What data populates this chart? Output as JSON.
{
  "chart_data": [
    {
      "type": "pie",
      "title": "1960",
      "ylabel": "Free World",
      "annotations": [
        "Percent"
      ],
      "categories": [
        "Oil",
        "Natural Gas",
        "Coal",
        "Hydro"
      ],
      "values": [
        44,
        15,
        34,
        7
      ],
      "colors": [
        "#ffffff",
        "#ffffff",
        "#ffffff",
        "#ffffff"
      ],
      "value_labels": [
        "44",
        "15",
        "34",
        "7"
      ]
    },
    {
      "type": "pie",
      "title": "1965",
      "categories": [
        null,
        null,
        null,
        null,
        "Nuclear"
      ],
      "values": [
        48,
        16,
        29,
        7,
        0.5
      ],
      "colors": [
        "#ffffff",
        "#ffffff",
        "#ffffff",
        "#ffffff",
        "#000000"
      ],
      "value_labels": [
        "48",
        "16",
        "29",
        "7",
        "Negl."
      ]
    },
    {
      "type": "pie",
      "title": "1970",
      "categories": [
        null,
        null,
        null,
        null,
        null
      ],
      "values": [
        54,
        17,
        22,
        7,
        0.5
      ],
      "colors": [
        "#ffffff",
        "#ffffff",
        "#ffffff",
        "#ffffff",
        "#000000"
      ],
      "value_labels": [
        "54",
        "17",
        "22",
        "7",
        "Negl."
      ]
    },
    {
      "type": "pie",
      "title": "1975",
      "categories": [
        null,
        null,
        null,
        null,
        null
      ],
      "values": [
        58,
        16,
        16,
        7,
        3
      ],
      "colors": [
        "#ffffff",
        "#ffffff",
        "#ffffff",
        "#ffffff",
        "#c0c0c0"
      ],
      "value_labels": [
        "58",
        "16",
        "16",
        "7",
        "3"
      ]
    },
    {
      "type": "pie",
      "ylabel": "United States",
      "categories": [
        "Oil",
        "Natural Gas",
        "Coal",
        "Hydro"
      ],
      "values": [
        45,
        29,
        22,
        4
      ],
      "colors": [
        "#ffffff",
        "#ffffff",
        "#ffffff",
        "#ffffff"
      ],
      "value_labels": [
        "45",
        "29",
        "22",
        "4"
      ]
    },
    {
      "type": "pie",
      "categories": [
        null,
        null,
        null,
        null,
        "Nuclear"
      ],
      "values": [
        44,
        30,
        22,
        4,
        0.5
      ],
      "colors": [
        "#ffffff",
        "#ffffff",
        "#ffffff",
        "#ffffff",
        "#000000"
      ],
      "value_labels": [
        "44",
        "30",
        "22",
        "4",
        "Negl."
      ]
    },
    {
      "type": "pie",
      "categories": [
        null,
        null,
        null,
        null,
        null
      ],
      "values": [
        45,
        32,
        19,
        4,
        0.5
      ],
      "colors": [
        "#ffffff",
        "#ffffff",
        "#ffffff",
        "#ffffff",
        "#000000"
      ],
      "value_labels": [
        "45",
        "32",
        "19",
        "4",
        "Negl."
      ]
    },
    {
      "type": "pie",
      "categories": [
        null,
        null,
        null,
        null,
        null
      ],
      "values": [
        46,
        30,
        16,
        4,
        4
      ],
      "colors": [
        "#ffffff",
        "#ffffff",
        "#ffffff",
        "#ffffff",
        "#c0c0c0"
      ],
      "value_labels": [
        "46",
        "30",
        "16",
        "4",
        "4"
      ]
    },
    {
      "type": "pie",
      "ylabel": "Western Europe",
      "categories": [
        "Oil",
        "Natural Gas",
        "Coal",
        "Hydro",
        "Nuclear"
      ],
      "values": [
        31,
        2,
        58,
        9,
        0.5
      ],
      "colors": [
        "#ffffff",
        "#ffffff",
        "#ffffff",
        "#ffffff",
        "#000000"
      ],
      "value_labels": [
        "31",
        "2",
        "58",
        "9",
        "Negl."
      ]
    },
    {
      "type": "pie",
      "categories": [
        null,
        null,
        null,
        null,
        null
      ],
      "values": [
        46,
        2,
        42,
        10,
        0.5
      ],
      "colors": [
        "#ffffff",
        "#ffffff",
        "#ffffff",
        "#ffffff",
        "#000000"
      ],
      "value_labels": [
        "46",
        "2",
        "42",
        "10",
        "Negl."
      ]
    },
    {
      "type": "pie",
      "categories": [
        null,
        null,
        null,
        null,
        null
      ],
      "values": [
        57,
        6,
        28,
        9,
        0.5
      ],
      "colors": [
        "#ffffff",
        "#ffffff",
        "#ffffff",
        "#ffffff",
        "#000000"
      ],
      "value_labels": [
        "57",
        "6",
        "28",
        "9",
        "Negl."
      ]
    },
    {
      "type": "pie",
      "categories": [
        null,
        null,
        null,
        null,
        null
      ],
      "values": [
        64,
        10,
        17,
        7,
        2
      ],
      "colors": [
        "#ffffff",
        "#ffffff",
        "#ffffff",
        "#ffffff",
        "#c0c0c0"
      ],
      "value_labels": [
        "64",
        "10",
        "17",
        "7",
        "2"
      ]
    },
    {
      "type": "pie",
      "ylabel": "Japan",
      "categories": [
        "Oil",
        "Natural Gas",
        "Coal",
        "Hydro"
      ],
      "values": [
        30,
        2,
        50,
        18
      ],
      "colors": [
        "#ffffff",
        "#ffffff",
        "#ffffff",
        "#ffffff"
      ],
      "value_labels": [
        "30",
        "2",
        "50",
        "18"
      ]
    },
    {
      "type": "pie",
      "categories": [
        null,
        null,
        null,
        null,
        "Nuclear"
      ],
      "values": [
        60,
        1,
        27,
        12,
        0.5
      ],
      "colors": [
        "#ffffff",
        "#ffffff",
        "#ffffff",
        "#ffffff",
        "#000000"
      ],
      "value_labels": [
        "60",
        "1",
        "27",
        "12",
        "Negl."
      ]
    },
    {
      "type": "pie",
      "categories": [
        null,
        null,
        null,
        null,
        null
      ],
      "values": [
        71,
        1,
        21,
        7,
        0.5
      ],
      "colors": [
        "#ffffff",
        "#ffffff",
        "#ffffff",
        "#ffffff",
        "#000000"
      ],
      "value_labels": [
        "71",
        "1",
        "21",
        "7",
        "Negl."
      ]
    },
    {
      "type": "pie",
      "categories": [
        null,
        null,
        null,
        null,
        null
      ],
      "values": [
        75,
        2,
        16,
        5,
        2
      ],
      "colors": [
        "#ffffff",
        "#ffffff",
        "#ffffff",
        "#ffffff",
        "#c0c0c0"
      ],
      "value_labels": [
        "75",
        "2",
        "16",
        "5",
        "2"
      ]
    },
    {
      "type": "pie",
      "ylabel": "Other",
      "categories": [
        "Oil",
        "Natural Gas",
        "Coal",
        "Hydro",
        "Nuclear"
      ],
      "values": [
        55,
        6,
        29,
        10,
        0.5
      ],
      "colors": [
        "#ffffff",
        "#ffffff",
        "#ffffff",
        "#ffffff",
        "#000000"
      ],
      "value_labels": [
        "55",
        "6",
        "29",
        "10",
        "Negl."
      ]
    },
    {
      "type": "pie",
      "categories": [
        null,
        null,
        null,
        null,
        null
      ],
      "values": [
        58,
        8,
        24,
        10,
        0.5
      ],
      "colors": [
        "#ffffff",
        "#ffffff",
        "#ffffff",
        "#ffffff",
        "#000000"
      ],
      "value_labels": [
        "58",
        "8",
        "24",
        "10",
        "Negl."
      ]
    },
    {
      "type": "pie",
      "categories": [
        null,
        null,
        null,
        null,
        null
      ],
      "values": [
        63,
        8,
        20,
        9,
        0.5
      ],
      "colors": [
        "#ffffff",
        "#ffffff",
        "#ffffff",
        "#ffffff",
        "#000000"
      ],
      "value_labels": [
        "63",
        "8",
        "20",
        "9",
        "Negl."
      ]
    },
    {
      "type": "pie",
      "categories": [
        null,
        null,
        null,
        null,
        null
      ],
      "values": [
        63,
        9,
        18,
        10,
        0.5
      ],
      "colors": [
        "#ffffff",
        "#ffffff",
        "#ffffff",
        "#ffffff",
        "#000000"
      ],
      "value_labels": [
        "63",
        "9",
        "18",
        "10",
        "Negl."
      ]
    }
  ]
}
================================
Look for "ylabel" and pull out every line that has it.

      "ylabel": "Free World",
      "ylabel": "United States",
      "ylabel": "Western Europe",
      "ylabel": "Japan",
      "ylabel": "Other",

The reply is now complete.